== The request ==
Write out the whole listing, matching it exactly.

============================================================

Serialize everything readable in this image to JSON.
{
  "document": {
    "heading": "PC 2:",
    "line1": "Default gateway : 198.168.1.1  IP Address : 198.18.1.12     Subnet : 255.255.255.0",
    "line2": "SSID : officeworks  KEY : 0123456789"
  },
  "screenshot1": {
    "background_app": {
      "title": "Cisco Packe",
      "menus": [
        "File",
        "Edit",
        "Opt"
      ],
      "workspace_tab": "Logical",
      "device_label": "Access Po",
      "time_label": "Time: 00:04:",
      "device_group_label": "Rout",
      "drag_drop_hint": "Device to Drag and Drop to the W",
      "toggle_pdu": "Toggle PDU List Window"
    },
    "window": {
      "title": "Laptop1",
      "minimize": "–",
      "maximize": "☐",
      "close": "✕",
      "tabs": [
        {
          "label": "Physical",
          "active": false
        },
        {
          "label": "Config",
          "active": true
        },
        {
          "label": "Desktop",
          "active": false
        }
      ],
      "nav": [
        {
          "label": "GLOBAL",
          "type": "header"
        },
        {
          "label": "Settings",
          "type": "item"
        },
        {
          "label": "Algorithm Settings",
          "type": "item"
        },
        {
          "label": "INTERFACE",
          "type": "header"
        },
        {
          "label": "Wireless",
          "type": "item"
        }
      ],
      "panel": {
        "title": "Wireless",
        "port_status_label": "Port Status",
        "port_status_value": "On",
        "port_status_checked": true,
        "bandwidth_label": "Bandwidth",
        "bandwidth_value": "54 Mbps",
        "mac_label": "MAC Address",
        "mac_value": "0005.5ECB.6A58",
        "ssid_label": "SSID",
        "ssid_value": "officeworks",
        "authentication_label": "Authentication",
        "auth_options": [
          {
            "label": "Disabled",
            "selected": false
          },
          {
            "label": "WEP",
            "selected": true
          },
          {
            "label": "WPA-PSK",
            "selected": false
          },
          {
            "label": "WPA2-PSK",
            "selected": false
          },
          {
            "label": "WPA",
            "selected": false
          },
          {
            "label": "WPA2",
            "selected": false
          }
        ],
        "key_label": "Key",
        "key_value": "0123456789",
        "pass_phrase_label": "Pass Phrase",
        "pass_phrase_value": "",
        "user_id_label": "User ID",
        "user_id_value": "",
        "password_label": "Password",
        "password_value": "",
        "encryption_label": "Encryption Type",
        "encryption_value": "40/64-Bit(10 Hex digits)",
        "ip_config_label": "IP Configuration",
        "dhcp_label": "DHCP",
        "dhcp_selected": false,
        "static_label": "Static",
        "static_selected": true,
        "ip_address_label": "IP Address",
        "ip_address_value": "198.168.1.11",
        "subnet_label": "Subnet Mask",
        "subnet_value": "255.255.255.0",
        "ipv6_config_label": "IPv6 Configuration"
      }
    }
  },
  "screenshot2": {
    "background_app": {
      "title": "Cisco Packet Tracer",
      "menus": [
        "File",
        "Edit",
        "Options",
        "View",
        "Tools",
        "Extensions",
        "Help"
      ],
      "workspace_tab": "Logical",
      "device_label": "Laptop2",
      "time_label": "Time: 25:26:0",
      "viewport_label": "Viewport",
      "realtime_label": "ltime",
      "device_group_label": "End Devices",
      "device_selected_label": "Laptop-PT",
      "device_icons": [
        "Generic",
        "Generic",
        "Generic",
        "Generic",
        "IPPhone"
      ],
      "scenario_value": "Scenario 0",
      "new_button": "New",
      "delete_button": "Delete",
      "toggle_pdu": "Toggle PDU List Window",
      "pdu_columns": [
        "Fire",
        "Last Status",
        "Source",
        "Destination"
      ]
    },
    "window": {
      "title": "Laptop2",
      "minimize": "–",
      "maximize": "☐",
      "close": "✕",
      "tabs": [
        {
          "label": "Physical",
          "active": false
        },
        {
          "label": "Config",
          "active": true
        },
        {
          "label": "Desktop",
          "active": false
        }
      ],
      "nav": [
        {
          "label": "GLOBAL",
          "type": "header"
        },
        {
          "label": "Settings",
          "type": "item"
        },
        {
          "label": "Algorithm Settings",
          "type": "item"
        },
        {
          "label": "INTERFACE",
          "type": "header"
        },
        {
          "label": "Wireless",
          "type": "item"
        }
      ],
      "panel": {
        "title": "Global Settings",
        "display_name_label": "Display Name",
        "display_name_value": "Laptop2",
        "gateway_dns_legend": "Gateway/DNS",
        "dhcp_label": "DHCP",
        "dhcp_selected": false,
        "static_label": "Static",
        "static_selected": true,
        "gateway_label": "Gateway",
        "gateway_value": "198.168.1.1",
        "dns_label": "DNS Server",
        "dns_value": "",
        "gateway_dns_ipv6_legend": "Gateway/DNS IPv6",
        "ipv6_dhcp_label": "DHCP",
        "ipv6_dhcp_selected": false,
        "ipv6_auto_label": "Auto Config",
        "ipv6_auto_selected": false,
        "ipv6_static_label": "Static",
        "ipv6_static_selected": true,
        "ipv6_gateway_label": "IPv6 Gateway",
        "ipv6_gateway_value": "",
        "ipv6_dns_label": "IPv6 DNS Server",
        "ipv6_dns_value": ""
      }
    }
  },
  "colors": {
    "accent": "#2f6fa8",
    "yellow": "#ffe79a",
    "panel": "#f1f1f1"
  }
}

============================================================

== Task output ==
Serialize everything readable in this image to JSON.
{
  "document": {
    "heading": "PC 2:",
    "line1": "Default gateway : 198.168.1.1  IP Address : 198.18.1.12     Subnet : 255.255.255.0",
    "line2": "SSID : officeworks  KEY : 0123456789"
  },
  "screenshot1": {
    "background_app": {
      "title": "Cisco Packe",
      "menus": [
        "File",
        "Edit",
        "Opt"
      ],
      "workspace_tab": "Logical",
      "device_label": "Access Po",
      "time_label": "Time: 00:04:",
      "device_group_label": "Rout",
      "drag_drop_hint": "Device to Drag and Drop to the W",
      "toggle_pdu": "Toggle PDU List Window"
    },
    "window": {
      "title": "Laptop1",
      "minimize": "–",
      "maximize": "☐",
      "close": "✕",
      "tabs": [
        {
          "label": "Physical",
          "active": false
        },
        {
          "label": "Config",
          "active": true
        },
        {
          "label": "Desktop",
          "active": false
        }
      ],
      "nav": [
        {
          "label": "GLOBAL",
          "type": "header"
        },
        {
          "label": "Settings",
          "type": "item"
        },
        {
          "label": "Algorithm Settings",
          "type": "item"
        },
        {
          "label": "INTERFACE",
          "type": "header"
        },
        {
          "label": "Wireless",
          "type": "item"
        }
      ],
      "panel": {
        "title": "Wireless",
        "port_status_label": "Port Status",
        "port_status_value": "On",
        "port_status_checked": true,
        "bandwidth_label": "Bandwidth",
        "bandwidth_value": "54 Mbps",
        "mac_label": "MAC Address",
        "mac_value": "0005.5ECB.6A58",
        "ssid_label": "SSID",
        "ssid_value": "officeworks",
        "authentication_label": "Authentication",
        "auth_options": [
          {
            "label": "Disabled",
            "selected": false
          },
          {
            "label": "WEP",
            "selected": true
          },
          {
            "label": "WPA-PSK",
            "selected": false
          },
          {
            "label": "WPA2-PSK",
            "selected": false
          },
          {
            "label": "WPA",
            "selected": false
          },
          {
            "label": "WPA2",
            "selected": false
          }
        ],
        "key_label": "Key",
        "key_value": "0123456789",
        "pass_phrase_label": "Pass Phrase",
        "pass_phrase_value": "",
        "user_id_label": "User ID",
        "user_id_value": "",
        "password_label": "Password",
        "password_value": "",
        "encryption_label": "Encryption Type",
        "encryption_value": "40/64-Bit(10 Hex digits)",
        "ip_config_label": "IP Configuration",
        "dhcp_label": "DHCP",
        "dhcp_selected": false,
        "static_label": "Static",
        "static_selected": true,
        "ip_address_label": "IP Address",
        "ip_address_value": "198.168.1.11",
        "subnet_label": "Subnet Mask",
        "subnet_value": "255.255.255.0",
        "ipv6_config_label": "IPv6 Configuration"
      }
    }
  },
  "screenshot2": {
    "background_app": {
      "title": "Cisco Packet Tracer",
      "menus": [
        "File",
        "Edit",
        "Options",
        "View",
        "Tools",
        "Extensions",
        "Help"
      ],
      "workspace_tab": "Logical",
      "device_label": "Laptop2",
      "time_label": "Time: 25:26:0",
      "viewport_label": "Viewport",
      "realtime_label": "ltime",
      "device_group_label": "End Devices",
      "device_selected_label": "Laptop-PT",
      "device_icons": [
        "Generic",
        "Generic",
        "Generic",
        "Generic",
        "IPPhone"
      ],
      "scenario_value": "Scenario 0",
      "new_button": "New",
      "delete_button": "Delete",
      "toggle_pdu": "Toggle PDU List Window",
      "pdu_columns": [
        "Fire",
        "Last Status",
        "Source",
        "Destination"
      ]
    },
    "window": {
      "title": "Laptop2",
      "minimize": "–",
      "maximize": "☐",
      "close": "✕",
      "tabs": [
        {
          "label": "Physical",
          "active": false
        },
        {
          "label": "Config",
          "active": true
        },
        {
          "label": "Desktop",
          "active": false
        }
      ],
      "nav": [
        {
          "label": "GLOBAL",
          "type": "header"
        },
        {
          "label": "Settings",
          "type": "item"
        },
        {
          "label": "Algorithm Settings",
          "type": "item"
        },
        {
          "label": "INTERFACE",
          "type": "header"
        },
        {
          "label": "Wireless",
          "type": "item"
        }
      ],
      "panel": {
        "title": "Global Settings",
        "display_name_label": "Display Name",
        "display_name_value": "Laptop2",
        "gateway_dns_legend": "Gateway/DNS",
        "dhcp_label": "DHCP",
        "dhcp_selected": false,
        "static_label": "Static",
        "static_selected": true,
        "gateway_label": "Gateway",
        "gateway_value": "198.168.1.1",
        "dns_label": "DNS Server",
        "dns_value": "",
        "gateway_dns_ipv6_legend": "Gateway/DNS IPv6",
        "ipv6_dhcp_label": "DHCP",
        "ipv6_dhcp_selected": false,
        "ipv6_auto_label": "Auto Config",
        "ipv6_auto_selected": false,
        "ipv6_static_label": "Static",
        "ipv6_static_selected": true,
        "ipv6_gateway_label": "IPv6 Gateway",
        "ipv6_gateway_value": "",
        "ipv6_dns_label": "IPv6 DNS Server",
        "ipv6_dns_value": ""
      }
    }
  },
  "colors": {
    "accent": "#2f6fa8",
    "yellow": "#ffe79a",
    "panel": "#f1f1f1"
  }
}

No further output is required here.